→ **Set problem**
Records follow. Select each line holding "from".

Data records:
☆ ☆ ☆ ☆ ☆
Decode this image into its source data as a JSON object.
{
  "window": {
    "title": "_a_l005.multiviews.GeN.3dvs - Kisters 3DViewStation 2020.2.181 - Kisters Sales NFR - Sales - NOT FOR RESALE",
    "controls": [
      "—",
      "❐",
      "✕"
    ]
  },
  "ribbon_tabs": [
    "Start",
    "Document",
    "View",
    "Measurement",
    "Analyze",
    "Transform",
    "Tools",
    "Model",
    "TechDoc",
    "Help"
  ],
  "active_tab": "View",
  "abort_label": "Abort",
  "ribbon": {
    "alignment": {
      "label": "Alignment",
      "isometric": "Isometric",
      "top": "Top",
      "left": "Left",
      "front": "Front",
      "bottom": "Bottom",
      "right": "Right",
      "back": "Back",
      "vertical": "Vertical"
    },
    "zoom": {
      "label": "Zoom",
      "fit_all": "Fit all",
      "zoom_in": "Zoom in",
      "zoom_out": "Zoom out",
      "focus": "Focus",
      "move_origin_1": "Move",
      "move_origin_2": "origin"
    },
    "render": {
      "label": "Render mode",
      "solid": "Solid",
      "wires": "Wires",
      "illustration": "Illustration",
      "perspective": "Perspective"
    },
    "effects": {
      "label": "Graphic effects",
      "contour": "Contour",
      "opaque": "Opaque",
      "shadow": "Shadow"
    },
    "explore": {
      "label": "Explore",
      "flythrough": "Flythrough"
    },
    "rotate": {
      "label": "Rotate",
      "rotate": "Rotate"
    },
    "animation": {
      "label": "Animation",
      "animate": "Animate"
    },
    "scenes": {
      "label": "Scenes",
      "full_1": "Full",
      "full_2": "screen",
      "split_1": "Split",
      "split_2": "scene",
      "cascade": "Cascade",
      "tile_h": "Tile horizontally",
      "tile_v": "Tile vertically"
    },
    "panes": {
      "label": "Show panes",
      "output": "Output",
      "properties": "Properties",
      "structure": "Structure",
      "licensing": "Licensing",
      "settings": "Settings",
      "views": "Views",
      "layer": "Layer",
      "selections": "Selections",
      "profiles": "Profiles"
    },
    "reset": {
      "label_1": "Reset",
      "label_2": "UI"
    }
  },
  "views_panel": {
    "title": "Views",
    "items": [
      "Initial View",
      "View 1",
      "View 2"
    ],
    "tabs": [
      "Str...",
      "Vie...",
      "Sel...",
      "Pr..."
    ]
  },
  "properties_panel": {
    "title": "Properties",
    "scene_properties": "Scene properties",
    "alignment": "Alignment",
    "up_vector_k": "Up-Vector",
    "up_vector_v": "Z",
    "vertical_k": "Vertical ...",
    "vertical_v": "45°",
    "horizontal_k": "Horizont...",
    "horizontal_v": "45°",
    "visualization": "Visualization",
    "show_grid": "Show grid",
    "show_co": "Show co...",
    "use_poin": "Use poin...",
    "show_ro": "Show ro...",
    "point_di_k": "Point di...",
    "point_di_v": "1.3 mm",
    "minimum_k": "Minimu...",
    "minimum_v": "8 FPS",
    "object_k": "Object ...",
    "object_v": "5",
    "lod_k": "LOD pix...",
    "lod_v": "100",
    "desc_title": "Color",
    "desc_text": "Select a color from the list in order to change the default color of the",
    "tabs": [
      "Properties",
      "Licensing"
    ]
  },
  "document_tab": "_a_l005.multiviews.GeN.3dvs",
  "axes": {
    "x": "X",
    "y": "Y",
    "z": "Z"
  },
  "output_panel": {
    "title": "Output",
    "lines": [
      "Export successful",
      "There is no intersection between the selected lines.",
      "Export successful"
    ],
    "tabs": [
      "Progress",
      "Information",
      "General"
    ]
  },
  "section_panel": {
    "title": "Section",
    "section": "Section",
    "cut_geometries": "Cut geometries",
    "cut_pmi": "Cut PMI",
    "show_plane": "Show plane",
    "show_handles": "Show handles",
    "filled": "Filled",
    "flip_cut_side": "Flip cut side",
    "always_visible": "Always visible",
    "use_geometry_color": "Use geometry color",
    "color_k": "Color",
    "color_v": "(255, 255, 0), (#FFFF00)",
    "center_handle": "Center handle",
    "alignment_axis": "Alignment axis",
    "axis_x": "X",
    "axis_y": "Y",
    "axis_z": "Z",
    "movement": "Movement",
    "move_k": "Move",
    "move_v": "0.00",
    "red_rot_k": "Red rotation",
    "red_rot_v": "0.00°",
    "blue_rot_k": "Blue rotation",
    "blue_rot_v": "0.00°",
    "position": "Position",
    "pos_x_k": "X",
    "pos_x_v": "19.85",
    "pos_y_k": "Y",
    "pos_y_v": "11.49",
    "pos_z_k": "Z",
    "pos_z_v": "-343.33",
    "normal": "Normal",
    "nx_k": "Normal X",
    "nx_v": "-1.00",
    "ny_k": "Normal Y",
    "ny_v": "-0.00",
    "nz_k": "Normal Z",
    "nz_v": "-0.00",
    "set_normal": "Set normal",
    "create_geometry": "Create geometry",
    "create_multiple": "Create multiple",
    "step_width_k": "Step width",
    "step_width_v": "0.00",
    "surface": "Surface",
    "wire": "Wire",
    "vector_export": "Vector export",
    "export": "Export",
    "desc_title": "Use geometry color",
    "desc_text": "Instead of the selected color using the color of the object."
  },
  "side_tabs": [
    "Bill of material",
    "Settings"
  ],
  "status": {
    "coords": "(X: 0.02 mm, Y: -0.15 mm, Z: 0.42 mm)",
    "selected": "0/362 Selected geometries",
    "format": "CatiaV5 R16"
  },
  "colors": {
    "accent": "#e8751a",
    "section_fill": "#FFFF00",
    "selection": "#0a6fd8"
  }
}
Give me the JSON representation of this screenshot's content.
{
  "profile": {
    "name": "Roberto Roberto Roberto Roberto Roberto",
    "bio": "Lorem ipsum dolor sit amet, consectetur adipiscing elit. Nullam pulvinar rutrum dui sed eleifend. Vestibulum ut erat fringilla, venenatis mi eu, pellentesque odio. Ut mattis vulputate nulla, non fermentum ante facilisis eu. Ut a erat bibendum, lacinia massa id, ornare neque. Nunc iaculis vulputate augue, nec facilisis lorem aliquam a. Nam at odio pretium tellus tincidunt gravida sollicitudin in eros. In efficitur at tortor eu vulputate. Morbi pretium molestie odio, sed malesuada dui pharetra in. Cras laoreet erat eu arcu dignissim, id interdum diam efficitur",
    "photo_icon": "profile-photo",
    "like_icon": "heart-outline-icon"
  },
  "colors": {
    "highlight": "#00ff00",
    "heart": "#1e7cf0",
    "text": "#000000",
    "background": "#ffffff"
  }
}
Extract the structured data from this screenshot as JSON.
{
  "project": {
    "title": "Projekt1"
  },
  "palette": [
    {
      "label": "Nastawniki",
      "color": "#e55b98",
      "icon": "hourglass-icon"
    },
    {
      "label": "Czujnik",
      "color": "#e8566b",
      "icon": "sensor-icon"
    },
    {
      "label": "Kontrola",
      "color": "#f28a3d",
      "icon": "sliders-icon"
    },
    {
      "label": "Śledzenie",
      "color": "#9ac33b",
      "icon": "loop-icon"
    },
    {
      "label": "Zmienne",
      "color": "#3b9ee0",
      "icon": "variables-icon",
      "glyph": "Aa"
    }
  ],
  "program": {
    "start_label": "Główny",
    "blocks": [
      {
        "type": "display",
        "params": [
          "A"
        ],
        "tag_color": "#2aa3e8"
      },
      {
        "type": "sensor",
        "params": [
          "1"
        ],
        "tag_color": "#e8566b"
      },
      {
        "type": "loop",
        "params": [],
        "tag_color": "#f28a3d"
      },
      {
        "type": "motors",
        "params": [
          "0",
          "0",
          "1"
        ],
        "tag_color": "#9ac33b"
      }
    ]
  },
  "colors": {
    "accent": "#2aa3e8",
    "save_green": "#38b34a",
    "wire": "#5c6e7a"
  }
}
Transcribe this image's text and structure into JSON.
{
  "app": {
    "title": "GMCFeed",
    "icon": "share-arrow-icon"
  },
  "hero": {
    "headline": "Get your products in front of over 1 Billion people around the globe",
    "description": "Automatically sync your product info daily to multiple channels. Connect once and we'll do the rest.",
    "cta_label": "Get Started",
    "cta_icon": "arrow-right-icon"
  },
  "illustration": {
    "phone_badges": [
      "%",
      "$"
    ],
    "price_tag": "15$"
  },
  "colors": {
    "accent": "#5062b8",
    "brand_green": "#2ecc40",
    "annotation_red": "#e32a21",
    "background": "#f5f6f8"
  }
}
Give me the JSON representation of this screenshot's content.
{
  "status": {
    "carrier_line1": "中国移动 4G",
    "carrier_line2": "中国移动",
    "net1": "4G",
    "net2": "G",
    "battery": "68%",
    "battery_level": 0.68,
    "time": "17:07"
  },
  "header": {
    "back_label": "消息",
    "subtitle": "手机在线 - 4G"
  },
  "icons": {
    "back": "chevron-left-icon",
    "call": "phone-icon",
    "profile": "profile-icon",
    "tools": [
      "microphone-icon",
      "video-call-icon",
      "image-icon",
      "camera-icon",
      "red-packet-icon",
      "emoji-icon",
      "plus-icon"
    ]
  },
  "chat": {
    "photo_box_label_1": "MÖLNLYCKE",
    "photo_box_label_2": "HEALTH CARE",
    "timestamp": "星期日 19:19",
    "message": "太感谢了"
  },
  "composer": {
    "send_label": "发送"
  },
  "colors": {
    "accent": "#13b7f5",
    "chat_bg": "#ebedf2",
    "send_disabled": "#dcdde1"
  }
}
☆ ☆ ☆ ☆ ☆
→ **Output of the task**
    "desc_text": "Select a color from the list in order to change the default color of the",
Extract the structured data from this screenshot as JSON.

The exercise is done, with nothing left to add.